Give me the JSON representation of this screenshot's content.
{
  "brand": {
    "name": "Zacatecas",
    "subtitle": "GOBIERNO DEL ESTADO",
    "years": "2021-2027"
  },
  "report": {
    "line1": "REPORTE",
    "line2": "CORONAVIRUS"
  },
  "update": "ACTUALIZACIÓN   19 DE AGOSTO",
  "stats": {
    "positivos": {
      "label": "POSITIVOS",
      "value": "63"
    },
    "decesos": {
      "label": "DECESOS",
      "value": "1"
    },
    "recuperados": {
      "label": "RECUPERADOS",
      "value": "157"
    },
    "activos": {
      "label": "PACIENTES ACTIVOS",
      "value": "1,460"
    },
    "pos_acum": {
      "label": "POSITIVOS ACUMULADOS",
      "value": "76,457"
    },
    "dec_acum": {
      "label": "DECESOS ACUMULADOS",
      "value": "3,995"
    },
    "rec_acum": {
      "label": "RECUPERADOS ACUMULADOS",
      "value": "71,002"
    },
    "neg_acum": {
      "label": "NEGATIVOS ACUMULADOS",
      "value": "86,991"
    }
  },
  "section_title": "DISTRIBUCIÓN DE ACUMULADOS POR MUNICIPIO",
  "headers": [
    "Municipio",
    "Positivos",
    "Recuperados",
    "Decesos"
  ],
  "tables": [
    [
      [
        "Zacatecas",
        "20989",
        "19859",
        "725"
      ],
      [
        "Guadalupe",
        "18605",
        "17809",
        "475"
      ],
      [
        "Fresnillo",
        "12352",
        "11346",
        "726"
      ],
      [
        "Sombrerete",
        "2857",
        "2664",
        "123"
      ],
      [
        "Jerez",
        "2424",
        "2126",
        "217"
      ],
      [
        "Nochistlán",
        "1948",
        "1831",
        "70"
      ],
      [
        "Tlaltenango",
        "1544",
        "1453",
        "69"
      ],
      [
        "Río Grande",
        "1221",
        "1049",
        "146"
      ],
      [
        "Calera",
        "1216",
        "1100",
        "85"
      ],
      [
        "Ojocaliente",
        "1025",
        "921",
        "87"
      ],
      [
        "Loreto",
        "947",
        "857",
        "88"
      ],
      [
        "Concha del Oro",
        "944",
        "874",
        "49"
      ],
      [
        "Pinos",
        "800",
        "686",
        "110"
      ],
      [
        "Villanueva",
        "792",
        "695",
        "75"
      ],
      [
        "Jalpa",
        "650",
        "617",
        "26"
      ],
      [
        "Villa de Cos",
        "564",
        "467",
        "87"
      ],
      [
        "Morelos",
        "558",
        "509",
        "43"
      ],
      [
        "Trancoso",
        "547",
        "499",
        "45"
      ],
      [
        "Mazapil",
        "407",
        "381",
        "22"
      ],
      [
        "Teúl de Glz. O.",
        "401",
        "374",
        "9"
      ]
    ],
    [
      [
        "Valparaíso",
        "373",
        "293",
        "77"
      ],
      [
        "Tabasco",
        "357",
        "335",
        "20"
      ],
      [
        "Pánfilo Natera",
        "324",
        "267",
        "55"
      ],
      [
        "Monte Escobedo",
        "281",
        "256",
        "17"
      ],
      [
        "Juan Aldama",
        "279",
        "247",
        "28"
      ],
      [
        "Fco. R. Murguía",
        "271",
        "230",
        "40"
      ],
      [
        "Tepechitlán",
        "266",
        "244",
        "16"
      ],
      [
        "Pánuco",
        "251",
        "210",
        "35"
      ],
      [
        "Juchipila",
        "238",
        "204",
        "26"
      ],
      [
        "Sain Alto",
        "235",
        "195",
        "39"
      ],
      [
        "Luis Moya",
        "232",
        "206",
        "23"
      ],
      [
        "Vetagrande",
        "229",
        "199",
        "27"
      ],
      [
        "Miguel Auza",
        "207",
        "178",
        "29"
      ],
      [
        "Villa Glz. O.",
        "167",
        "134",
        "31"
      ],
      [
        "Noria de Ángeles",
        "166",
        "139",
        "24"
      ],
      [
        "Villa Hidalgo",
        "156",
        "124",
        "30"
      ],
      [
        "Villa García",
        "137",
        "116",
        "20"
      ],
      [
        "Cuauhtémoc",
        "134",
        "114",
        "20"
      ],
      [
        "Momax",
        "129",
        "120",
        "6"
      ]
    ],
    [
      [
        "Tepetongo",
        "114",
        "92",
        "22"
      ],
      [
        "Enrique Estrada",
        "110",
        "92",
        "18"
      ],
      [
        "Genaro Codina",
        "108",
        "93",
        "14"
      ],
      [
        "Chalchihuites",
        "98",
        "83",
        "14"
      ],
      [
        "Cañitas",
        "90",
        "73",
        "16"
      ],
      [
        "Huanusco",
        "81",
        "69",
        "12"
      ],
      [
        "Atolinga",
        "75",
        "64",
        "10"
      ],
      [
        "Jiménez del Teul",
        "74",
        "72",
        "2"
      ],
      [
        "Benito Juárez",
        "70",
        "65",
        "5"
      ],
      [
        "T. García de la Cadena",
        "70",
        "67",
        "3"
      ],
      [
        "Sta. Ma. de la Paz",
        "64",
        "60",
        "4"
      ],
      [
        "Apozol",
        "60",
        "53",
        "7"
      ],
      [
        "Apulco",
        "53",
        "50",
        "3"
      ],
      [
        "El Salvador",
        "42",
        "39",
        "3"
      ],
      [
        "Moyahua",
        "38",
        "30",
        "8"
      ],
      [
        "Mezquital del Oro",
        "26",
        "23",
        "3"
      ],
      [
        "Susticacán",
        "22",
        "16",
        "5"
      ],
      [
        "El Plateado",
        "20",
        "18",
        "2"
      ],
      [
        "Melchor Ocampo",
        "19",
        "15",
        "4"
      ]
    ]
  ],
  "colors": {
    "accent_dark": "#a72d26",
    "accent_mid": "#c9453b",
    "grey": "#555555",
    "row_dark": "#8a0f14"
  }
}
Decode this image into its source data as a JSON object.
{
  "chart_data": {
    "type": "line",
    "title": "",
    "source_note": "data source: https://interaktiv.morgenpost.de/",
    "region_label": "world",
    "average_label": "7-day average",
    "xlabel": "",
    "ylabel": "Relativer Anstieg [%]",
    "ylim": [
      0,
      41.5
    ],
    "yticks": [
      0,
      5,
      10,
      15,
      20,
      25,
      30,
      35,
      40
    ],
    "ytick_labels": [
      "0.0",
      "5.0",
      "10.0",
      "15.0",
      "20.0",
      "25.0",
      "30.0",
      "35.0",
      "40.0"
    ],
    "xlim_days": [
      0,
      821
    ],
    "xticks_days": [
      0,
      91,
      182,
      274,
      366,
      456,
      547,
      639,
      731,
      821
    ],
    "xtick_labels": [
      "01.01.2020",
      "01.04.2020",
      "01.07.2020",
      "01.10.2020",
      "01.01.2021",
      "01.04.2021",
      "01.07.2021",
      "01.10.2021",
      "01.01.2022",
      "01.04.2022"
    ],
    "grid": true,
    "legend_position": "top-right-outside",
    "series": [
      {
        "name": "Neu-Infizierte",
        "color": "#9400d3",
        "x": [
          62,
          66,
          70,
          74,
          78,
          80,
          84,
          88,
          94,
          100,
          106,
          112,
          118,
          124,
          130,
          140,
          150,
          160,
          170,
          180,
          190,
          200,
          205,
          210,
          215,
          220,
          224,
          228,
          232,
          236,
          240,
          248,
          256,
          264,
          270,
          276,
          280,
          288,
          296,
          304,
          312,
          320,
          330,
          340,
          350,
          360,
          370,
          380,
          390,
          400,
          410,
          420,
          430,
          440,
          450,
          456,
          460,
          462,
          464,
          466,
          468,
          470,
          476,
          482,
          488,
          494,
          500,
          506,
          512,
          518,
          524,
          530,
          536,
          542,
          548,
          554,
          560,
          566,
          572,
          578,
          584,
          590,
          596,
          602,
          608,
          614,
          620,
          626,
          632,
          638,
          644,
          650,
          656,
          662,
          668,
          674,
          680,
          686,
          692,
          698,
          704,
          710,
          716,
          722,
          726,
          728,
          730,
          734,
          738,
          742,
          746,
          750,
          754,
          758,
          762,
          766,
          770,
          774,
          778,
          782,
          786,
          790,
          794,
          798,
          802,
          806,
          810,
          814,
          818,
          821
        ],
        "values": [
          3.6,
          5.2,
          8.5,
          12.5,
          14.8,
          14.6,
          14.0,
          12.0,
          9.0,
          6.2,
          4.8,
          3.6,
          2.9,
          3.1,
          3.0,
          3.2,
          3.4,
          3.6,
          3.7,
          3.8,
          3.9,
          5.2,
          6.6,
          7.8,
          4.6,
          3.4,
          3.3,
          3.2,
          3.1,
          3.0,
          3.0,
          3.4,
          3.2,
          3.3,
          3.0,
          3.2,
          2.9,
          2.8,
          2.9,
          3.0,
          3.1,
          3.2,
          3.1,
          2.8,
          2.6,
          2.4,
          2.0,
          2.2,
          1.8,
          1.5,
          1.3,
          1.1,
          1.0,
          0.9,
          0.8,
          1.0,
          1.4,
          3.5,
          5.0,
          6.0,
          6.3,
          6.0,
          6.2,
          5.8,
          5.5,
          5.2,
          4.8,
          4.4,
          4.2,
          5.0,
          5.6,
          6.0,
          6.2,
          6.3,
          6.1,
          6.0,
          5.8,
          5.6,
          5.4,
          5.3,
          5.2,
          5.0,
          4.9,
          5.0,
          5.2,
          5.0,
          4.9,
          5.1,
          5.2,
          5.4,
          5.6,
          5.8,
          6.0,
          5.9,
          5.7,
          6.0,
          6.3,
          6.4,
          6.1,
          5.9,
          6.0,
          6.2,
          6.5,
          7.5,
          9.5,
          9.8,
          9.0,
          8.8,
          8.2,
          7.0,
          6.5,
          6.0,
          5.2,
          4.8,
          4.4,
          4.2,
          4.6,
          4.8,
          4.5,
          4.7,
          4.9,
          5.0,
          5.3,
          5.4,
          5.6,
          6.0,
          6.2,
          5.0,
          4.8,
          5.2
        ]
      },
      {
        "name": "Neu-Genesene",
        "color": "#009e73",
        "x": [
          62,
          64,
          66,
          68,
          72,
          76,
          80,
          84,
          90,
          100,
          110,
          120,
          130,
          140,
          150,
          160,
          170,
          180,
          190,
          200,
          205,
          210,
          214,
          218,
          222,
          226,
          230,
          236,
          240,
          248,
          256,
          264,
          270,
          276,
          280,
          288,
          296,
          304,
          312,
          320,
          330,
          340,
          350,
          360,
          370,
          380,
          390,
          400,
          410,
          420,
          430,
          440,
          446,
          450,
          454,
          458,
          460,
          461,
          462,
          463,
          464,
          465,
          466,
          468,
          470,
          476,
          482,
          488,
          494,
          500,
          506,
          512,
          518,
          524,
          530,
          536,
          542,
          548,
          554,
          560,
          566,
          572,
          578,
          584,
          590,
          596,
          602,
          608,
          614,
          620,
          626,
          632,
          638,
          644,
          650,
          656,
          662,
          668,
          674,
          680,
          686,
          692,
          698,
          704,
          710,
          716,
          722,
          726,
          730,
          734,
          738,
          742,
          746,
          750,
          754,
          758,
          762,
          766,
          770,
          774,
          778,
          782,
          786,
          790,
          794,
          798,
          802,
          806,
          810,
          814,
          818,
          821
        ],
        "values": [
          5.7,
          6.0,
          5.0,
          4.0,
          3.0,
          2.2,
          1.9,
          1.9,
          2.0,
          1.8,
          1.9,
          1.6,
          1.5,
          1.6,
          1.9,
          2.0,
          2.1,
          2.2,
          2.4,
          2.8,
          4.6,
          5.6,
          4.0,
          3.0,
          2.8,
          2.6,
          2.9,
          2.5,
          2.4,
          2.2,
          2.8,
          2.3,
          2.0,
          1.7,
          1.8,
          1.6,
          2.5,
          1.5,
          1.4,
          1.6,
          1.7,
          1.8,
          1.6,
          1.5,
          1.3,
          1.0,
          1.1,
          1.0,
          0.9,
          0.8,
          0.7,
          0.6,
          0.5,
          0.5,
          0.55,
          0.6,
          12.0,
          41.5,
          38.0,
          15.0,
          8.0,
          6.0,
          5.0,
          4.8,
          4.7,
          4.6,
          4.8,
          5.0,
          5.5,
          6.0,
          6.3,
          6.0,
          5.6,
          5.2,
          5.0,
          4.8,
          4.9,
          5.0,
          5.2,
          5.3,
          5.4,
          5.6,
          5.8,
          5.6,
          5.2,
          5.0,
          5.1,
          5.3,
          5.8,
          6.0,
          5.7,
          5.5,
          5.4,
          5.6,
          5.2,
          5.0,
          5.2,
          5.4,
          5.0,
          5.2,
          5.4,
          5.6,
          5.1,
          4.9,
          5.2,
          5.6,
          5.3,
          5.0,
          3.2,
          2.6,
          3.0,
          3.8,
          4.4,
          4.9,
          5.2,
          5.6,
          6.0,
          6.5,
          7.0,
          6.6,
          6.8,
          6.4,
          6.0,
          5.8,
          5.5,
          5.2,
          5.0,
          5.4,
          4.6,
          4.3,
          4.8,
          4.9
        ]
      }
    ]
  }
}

◆ **TASK DESCRIPTION**: Say how many lines in the listing above include "this". Give nothing but the number.

◆ **ANSWER TO THE EXERCISE**: 2